**Problem details:** Write out each record again exactly as it stands.

* Start *

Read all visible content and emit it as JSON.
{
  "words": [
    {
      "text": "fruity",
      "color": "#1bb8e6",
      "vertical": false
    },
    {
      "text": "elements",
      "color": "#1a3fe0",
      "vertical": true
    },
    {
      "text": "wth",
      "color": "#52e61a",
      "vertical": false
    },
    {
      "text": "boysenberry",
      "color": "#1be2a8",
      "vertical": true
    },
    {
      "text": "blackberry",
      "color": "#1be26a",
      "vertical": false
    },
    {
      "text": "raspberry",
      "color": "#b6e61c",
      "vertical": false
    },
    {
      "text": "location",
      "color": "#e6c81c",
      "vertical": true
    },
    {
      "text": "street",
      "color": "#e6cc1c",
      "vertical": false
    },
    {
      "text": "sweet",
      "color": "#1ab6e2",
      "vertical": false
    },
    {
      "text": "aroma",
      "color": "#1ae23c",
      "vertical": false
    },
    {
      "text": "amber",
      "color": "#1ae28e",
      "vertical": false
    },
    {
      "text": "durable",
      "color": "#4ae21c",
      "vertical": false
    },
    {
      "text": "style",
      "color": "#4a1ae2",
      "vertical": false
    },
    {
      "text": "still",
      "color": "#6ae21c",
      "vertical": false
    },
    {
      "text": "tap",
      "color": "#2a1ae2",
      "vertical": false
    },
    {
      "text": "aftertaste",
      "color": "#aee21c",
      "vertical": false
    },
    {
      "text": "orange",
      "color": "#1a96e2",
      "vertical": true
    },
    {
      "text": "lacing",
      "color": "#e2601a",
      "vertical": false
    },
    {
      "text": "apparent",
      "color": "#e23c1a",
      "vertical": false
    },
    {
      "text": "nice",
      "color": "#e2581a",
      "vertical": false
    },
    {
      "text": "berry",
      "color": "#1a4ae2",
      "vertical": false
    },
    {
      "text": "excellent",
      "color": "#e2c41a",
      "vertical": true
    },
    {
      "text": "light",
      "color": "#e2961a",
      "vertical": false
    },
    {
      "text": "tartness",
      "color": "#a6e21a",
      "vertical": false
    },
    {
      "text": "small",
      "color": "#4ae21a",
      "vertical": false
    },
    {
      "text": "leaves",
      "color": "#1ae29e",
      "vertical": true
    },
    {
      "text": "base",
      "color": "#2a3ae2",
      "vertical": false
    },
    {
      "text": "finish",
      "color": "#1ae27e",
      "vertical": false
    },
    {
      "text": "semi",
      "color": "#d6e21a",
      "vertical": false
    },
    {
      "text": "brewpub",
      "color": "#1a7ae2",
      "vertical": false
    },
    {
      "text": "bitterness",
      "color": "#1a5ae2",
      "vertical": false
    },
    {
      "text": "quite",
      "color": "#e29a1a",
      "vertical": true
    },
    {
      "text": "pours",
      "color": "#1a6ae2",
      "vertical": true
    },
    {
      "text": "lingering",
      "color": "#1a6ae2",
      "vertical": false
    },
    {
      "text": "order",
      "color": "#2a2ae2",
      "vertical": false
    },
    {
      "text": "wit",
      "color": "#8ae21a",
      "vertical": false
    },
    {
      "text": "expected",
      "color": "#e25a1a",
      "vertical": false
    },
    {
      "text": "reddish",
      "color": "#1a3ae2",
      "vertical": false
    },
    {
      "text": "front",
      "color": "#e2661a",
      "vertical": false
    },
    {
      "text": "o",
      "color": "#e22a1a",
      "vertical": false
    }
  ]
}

* End *

**Exercise output:**
Read all visible content and emit it as JSON.
{
  "words": [
    {
      "text": "fruity",
      "color": "#1bb8e6",
      "vertical": false
    },
    {
      "text": "elements",
      "color": "#1a3fe0",
      "vertical": true
    },
    {
      "text": "wth",
      "color": "#52e61a",
      "vertical": false
    },
    {
      "text": "boysenberry",
      "color": "#1be2a8",
      "vertical": true
    },
    {
      "text": "blackberry",
      "color": "#1be26a",
      "vertical": false
    },
    {
      "text": "raspberry",
      "color": "#b6e61c",
      "vertical": false
    },
    {
      "text": "location",
      "color": "#e6c81c",
      "vertical": true
    },
    {
      "text": "street",
      "color": "#e6cc1c",
      "vertical": false
    },
    {
      "text": "sweet",
      "color": "#1ab6e2",
      "vertical": false
    },
    {
      "text": "aroma",
      "color": "#1ae23c",
      "vertical": false
    },
    {
      "text": "amber",
      "color": "#1ae28e",
      "vertical": false
    },
    {
      "text": "durable",
      "color": "#4ae21c",
      "vertical": false
    },
    {
      "text": "style",
      "color": "#4a1ae2",
      "vertical": false
    },
    {
      "text": "still",
      "color": "#6ae21c",
      "vertical": false
    },
    {
      "text": "tap",
      "color": "#2a1ae2",
      "vertical": false
    },
    {
      "text": "aftertaste",
      "color": "#aee21c",
      "vertical": false
    },
    {
      "text": "orange",
      "color": "#1a96e2",
      "vertical": true
    },
    {
      "text": "lacing",
      "color": "#e2601a",
      "vertical": false
    },
    {
      "text": "apparent",
      "color": "#e23c1a",
      "vertical": false
    },
    {
      "text": "nice",
      "color": "#e2581a",
      "vertical": false
    },
    {
      "text": "berry",
      "color": "#1a4ae2",
      "vertical": false
    },
    {
      "text": "excellent",
      "color": "#e2c41a",
      "vertical": true
    },
    {
      "text": "light",
      "color": "#e2961a",
      "vertical": false
    },
    {
      "text": "tartness",
      "color": "#a6e21a",
      "vertical": false
    },
    {
      "text": "small",
      "color": "#4ae21a",
      "vertical": false
    },
    {
      "text": "leaves",
      "color": "#1ae29e",
      "vertical": true
    },
    {
      "text": "base",
      "color": "#2a3ae2",
      "vertical": false
    },
    {
      "text": "finish",
      "color": "#1ae27e",
      "vertical": false
    },
    {
      "text": "semi",
      "color": "#d6e21a",
      "vertical": false
    },
    {
      "text": "brewpub",
      "color": "#1a7ae2",
      "vertical": false
    },
    {
      "text": "bitterness",
      "color": "#1a5ae2",
      "vertical": false
    },
    {
      "text": "quite",
      "color": "#e29a1a",
      "vertical": true
    },
    {
      "text": "pours",
      "color": "#1a6ae2",
      "vertical": true
    },
    {
      "text": "lingering",
      "color": "#1a6ae2",
      "vertical": false
    },
    {
      "text": "order",
      "color": "#2a2ae2",
      "vertical": false
    },
    {
      "text": "wit",
      "color": "#8ae21a",
      "vertical": false
    },
    {
      "text": "expected",
      "color": "#e25a1a",
      "vertical": false
    },
    {
      "text": "reddish",
      "color": "#1a3ae2",
      "vertical": false
    },
    {
      "text": "front",
      "color": "#e2661a",
      "vertical": false
    },
    {
      "text": "o",
      "color": "#e22a1a",
      "vertical": false
    }
  ]
}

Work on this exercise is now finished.